> _GIVEN PROBLEM_
Transcribe each record exactly. Include every one.

[Collected data entries]
::::

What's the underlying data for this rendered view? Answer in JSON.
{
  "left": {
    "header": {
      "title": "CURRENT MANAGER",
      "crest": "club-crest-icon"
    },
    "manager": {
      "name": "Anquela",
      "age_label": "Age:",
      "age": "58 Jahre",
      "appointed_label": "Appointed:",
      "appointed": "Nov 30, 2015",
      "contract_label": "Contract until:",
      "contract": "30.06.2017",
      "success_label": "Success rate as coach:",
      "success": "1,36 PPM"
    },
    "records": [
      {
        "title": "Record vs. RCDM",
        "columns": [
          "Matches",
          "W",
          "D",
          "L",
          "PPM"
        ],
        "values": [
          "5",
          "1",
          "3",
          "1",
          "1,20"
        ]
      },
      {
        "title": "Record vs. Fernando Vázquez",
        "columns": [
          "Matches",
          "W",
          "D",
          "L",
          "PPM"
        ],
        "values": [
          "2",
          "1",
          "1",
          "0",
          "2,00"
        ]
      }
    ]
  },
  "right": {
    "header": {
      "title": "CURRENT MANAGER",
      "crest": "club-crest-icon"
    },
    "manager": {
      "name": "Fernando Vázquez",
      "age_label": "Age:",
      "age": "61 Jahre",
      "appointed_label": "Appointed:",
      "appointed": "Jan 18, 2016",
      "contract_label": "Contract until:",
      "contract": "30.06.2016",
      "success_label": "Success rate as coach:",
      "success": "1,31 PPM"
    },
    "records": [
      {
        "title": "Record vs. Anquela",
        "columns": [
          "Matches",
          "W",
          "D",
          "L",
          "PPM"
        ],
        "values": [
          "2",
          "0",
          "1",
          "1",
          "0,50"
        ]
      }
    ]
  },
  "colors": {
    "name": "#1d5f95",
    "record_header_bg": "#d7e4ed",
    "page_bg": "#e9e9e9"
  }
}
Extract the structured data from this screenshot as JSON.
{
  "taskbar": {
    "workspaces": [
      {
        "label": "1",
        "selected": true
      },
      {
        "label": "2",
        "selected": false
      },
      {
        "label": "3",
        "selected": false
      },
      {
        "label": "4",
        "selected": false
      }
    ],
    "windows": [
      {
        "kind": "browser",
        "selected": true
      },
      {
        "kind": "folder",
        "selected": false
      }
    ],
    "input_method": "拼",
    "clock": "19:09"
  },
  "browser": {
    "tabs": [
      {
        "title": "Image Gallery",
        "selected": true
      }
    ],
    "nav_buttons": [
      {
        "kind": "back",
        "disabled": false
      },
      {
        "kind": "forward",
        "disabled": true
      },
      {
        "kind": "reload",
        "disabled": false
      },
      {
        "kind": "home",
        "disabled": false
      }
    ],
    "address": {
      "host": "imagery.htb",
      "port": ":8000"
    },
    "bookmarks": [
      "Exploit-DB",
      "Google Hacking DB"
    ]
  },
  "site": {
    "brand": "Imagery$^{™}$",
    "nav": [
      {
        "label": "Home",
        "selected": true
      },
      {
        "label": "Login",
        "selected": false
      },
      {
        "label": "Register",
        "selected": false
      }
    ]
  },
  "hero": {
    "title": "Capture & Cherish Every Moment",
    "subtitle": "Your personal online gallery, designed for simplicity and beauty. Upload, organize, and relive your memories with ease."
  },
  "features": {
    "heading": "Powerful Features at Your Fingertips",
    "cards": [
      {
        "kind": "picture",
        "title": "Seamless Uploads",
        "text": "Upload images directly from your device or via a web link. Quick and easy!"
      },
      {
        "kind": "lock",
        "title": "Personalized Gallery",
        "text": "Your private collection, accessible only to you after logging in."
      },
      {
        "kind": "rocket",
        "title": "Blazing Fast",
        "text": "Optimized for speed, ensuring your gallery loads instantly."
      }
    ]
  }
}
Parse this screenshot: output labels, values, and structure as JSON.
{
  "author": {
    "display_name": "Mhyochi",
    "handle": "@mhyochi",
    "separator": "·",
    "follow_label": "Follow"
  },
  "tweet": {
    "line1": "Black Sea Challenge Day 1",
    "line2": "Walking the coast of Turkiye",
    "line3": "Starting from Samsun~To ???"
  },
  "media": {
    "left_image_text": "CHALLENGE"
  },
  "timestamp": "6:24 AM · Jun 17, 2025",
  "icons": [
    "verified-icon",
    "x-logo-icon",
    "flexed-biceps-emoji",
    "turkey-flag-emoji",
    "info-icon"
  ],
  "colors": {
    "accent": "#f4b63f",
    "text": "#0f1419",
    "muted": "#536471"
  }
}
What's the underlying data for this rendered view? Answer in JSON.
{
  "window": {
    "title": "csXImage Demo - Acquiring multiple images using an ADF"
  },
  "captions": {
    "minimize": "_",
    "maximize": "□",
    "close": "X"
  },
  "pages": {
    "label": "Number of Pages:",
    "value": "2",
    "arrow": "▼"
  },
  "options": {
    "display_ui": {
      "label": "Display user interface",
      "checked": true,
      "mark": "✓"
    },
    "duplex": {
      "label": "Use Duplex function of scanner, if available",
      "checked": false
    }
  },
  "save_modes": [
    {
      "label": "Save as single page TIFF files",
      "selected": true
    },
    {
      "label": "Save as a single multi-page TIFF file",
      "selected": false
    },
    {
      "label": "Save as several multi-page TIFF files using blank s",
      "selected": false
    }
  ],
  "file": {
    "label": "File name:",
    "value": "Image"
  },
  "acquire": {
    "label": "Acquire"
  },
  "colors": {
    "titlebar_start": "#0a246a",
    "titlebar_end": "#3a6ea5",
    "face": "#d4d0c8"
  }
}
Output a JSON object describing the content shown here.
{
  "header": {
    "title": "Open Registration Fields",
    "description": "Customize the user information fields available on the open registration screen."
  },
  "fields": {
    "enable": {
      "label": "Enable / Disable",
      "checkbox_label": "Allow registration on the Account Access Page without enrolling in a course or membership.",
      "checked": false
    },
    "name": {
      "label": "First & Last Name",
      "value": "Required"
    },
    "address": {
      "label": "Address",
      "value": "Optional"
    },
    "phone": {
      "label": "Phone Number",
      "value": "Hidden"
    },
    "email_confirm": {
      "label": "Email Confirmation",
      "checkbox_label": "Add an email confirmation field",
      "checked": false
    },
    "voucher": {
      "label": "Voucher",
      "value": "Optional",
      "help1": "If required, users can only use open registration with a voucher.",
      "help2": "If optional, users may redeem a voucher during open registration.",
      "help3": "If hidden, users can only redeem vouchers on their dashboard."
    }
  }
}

::::

> _RESULT FOR THIS TASK_
What's the underlying data for this rendered view? Answer in JSON.
{
  "left": {
    "header": {
      "title": "CURRENT MANAGER",
      "crest": "club-crest-icon"
    },
    "manager": {
      "name": "Anquela",
      "age_label": "Age:",
      "age": "58 Jahre",
      "appointed_label": "Appointed:",
      "appointed": "Nov 30, 2015",
      "contract_label": "Contract until:",
      "contract": "30.06.2017",
      "success_label": "Success rate as coach:",
      "success": "1,36 PPM"
    },
    "records": [
      {
        "title": "Record vs. RCDM",
        "columns": [
          "Matches",
          "W",
          "D",
          "L",
          "PPM"
        ],
        "values": [
          "5",
          "1",
          "3",
          "1",
          "1,20"
        ]
      },
      {
        "title": "Record vs. Fernando Vázquez",
        "columns": [
          "Matches",
          "W",
          "D",
          "L",
          "PPM"
        ],
        "values": [
          "2",
          "1",
          "1",
          "0",
          "2,00"
        ]
      }
    ]
  },
  "right": {
    "header": {
      "title": "CURRENT MANAGER",
      "crest": "club-crest-icon"
    },
    "manager": {
      "name": "Fernando Vázquez",
      "age_label": "Age:",
      "age": "61 Jahre",
      "appointed_label": "Appointed:",
      "appointed": "Jan 18, 2016",
      "contract_label": "Contract until:",
      "contract": "30.06.2016",
      "success_label": "Success rate as coach:",
      "success": "1,31 PPM"
    },
    "records": [
      {
        "title": "Record vs. Anquela",
        "columns": [
          "Matches",
          "W",
          "D",
          "L",
          "PPM"
        ],
        "values": [
          "2",
          "0",
          "1",
          "1",
          "0,50"
        ]
      }
    ]
  },
  "colors": {
    "name": "#1d5f95",
    "record_header_bg": "#d7e4ed",
    "page_bg": "#e9e9e9"
  }
}
Extract the structured data from this screenshot as JSON.
{
  "taskbar": {
    "workspaces": [
      {
        "label": "1",
        "selected": true
      },
      {
        "label": "2",
        "selected": false
      },
      {
        "label": "3",
        "selected": false
      },
      {
        "label": "4",
        "selected": false
      }
    ],
    "windows": [
      {
        "kind": "browser",
        "selected": true
      },
      {
        "kind": "folder",
        "selected": false
      }
    ],
    "input_method": "拼",
    "clock": "19:09"
  },
  "browser": {
    "tabs": [
      {
        "title": "Image Gallery",
        "selected": true
      }
    ],
    "nav_buttons": [
      {
        "kind": "back",
        "disabled": false
      },
      {
        "kind": "forward",
        "disabled": true
      },
      {
        "kind": "reload",
        "disabled": false
      },
      {
        "kind": "home",
        "disabled": false
      }
    ],
    "address": {
      "host": "imagery.htb",
      "port": ":8000"
    },
    "bookmarks": [
      "Exploit-DB",
      "Google Hacking DB"
    ]
  },
  "site": {
    "brand": "Imagery$^{™}$",
    "nav": [
      {
        "label": "Home",
        "selected": true
      },
      {
        "label": "Login",
        "selected": false
      },
      {
        "label": "Register",
        "selected": false
      }
    ]
  },
  "hero": {
    "title": "Capture & Cherish Every Moment",
    "subtitle": "Your personal online gallery, designed for simplicity and beauty. Upload, organize, and relive your memories with ease."
  },
  "features": {
    "heading": "Powerful Features at Your Fingertips",
    "cards": [
      {
        "kind": "picture",
        "title": "Seamless Uploads",
        "text": "Upload images directly from your device or via a web link. Quick and easy!"
      },
      {
        "kind": "lock",
        "title": "Personalized Gallery",
        "text": "Your private collection, accessible only to you after logging in."
      },
      {
        "kind": "rocket",
        "title": "Blazing Fast",
        "text": "Optimized for speed, ensuring your gallery loads instantly."
      }
    ]
  }
}
Parse this screenshot: output labels, values, and structure as JSON.
{
  "author": {
    "display_name": "Mhyochi",
    "handle": "@mhyochi",
    "separator": "·",
    "follow_label": "Follow"
  },
  "tweet": {
    "line1": "Black Sea Challenge Day 1",
    "line2": "Walking the coast of Turkiye",
    "line3": "Starting from Samsun~To ???"
  },
  "media": {
    "left_image_text": "CHALLENGE"
  },
  "timestamp": "6:24 AM · Jun 17, 2025",
  "icons": [
    "verified-icon",
    "x-logo-icon",
    "flexed-biceps-emoji",
    "turkey-flag-emoji",
    "info-icon"
  ],
  "colors": {
    "accent": "#f4b63f",
    "text": "#0f1419",
    "muted": "#536471"
  }
}
What's the underlying data for this rendered view? Answer in JSON.
{
  "window": {
    "title": "csXImage Demo - Acquiring multiple images using an ADF"
  },
  "captions": {
    "minimize": "_",
    "maximize": "□",
    "close": "X"
  },
  "pages": {
    "label": "Number of Pages:",
    "value": "2",
    "arrow": "▼"
  },
  "options": {
    "display_ui": {
      "label": "Display user interface",
      "checked": true,
      "mark": "✓"
    },
    "duplex": {
      "label": "Use Duplex function of scanner, if available",
      "checked": false
    }
  },
  "save_modes": [
    {
      "label": "Save as single page TIFF files",
      "selected": true
    },
    {
      "label": "Save as a single multi-page TIFF file",
      "selected": false
    },
    {
      "label": "Save as several multi-page TIFF files using blank s",
      "selected": false
    }
  ],
  "file": {
    "label": "File name:",
    "value": "Image"
  },
  "acquire": {
    "label": "Acquire"
  },
  "colors": {
    "titlebar_start": "#0a246a",
    "titlebar_end": "#3a6ea5",
    "face": "#d4d0c8"
  }
}
Output a JSON object describing the content shown here.
{
  "header": {
    "title": "Open Registration Fields",
    "description": "Customize the user information fields available on the open registration screen."
  },
  "fields": {
    "enable": {
      "label": "Enable / Disable",
      "checkbox_label": "Allow registration on the Account Access Page without enrolling in a course or membership.",
      "checked": false
    },
    "name": {
      "label": "First & Last Name",
      "value": "Required"
    },
    "address": {
      "label": "Address",
      "value": "Optional"
    },
    "phone": {
      "label": "Phone Number",
      "value": "Hidden"
    },
    "email_confirm": {
      "label": "Email Confirmation",
      "checkbox_label": "Add an email confirmation field",
      "checked": false
    },
    "voucher": {
      "label": "Voucher",
      "value": "Optional",
      "help1": "If required, users can only use open registration with a voucher.",
      "help2": "If optional, users may redeem a voucher during open registration.",
      "help3": "If hidden, users can only redeem vouchers on their dashboard."
    }
  }
}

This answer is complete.